Print word for word the lines from the very first one through the line containing "wind-barb — [834, 723, 858, 751]", with that line included.

···

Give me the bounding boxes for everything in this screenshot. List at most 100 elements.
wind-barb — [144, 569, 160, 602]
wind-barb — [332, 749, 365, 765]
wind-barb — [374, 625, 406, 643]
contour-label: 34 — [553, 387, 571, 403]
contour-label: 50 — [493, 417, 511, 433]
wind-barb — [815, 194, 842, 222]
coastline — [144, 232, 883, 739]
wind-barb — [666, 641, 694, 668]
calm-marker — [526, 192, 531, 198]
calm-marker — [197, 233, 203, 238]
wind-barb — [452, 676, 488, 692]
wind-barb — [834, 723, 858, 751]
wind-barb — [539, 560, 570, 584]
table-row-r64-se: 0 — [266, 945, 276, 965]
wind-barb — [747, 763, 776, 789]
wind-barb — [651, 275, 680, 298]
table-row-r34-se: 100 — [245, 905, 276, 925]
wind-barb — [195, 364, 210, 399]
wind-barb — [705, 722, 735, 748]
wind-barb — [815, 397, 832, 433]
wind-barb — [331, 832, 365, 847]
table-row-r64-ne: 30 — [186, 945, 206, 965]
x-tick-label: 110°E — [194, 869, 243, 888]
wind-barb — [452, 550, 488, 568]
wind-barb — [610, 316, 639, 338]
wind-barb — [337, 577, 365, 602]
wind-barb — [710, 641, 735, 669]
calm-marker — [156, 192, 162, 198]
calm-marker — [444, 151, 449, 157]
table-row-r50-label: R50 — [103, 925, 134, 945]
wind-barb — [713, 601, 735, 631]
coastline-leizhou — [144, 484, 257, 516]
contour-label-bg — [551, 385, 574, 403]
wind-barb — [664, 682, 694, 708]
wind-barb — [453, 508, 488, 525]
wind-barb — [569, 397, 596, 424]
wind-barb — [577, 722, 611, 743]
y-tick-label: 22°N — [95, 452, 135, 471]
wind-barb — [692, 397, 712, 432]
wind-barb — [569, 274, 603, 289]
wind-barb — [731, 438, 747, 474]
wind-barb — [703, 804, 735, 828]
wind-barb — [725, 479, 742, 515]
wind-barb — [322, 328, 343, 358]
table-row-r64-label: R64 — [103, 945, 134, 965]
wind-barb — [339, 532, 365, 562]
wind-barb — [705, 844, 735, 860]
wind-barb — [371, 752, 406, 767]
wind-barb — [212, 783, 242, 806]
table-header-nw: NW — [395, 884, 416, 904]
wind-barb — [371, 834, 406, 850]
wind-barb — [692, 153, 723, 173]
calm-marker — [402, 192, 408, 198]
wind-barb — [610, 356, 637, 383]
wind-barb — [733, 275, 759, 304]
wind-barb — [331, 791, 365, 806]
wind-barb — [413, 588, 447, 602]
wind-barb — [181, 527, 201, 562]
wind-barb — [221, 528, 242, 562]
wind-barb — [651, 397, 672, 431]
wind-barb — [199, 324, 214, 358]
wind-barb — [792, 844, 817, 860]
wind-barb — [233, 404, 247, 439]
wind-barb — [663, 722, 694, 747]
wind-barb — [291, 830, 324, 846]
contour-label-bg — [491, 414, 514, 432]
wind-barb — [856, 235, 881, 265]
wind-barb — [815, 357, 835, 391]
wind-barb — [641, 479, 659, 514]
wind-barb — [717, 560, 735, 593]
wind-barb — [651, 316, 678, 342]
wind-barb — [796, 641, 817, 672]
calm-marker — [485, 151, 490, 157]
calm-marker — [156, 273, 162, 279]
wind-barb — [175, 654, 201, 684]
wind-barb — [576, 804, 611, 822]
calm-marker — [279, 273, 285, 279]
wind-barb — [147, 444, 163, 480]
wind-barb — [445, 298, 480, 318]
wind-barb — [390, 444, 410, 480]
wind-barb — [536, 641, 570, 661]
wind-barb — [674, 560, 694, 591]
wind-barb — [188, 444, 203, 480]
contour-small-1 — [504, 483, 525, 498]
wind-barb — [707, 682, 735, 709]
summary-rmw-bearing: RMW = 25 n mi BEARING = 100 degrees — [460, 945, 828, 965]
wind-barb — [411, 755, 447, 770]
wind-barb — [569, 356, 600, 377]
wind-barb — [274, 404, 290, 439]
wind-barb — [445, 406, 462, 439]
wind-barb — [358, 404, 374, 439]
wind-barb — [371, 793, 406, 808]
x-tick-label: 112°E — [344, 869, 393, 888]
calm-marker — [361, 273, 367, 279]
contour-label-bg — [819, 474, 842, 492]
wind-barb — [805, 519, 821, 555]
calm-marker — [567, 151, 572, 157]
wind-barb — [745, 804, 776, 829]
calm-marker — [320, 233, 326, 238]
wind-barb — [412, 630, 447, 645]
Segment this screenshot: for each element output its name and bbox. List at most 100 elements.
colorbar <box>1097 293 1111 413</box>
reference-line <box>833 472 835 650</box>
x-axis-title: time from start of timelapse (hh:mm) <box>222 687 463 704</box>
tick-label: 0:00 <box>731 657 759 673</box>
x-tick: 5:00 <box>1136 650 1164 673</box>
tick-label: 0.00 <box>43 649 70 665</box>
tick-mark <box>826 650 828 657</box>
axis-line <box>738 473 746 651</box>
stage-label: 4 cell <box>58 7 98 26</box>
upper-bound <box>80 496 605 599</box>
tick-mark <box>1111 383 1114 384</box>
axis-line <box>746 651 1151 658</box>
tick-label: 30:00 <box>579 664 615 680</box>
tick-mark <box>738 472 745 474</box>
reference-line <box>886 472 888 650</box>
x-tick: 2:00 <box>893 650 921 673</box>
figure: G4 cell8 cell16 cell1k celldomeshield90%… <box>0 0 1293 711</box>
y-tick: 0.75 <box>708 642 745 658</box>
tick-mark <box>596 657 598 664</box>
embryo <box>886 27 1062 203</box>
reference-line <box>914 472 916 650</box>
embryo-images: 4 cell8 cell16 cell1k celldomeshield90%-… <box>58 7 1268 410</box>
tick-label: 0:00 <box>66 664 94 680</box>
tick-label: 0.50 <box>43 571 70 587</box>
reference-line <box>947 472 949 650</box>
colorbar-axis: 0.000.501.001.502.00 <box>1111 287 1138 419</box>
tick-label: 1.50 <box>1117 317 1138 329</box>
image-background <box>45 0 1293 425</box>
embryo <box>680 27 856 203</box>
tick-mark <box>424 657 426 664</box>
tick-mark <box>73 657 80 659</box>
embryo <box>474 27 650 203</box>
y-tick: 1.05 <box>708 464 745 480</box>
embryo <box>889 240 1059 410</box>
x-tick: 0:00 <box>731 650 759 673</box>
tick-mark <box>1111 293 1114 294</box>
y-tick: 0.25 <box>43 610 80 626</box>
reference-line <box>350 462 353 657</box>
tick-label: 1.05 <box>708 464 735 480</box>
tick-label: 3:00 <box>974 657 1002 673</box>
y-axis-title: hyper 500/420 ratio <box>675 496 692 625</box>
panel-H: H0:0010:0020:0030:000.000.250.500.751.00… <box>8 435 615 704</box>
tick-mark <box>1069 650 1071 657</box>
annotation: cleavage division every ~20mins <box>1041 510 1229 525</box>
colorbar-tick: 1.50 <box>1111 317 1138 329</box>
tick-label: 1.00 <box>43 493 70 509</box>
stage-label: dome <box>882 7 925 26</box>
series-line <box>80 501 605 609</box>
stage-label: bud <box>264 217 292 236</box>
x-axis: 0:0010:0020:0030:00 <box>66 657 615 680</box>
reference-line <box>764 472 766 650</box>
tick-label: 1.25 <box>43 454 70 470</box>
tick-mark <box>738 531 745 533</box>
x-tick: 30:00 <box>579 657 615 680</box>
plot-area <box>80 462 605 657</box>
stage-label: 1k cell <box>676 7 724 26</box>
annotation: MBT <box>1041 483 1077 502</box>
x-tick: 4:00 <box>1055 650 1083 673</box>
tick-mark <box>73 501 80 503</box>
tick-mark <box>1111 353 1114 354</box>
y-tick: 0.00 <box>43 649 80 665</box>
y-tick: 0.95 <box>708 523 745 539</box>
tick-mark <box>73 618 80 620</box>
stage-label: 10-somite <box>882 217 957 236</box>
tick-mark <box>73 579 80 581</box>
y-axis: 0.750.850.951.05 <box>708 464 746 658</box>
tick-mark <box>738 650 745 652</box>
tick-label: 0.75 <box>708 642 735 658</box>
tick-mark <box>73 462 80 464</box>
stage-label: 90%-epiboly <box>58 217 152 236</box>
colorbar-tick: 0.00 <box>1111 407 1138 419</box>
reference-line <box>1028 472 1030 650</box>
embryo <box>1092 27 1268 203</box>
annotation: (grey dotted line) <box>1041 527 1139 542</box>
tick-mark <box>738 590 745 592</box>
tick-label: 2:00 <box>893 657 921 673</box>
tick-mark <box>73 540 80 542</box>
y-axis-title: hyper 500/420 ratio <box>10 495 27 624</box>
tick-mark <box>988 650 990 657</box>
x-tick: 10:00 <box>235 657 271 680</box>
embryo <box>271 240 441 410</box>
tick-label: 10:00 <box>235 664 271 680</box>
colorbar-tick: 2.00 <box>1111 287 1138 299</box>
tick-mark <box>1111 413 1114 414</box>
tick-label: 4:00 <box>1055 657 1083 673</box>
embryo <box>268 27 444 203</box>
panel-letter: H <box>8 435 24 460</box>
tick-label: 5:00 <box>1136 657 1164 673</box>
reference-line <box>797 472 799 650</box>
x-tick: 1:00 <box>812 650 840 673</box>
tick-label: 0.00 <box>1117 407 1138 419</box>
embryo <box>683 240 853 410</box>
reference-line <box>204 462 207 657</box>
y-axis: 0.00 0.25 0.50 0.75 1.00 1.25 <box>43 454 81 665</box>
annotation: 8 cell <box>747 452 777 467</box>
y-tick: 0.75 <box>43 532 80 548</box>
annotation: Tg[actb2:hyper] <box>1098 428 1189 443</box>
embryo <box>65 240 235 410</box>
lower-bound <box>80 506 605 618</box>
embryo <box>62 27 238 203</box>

···

FULL RESPONSE.
Give me the bounding boxes for everything in this screenshot. List at most 100 elements.
wind-barb — [144, 569, 160, 602]
wind-barb — [332, 749, 365, 765]
wind-barb — [374, 625, 406, 643]
contour-label: 34 — [553, 387, 571, 403]
contour-label: 50 — [493, 417, 511, 433]
wind-barb — [815, 194, 842, 222]
coastline — [144, 232, 883, 739]
wind-barb — [666, 641, 694, 668]
calm-marker — [526, 192, 531, 198]
calm-marker — [197, 233, 203, 238]
wind-barb — [452, 676, 488, 692]
wind-barb — [834, 723, 858, 751]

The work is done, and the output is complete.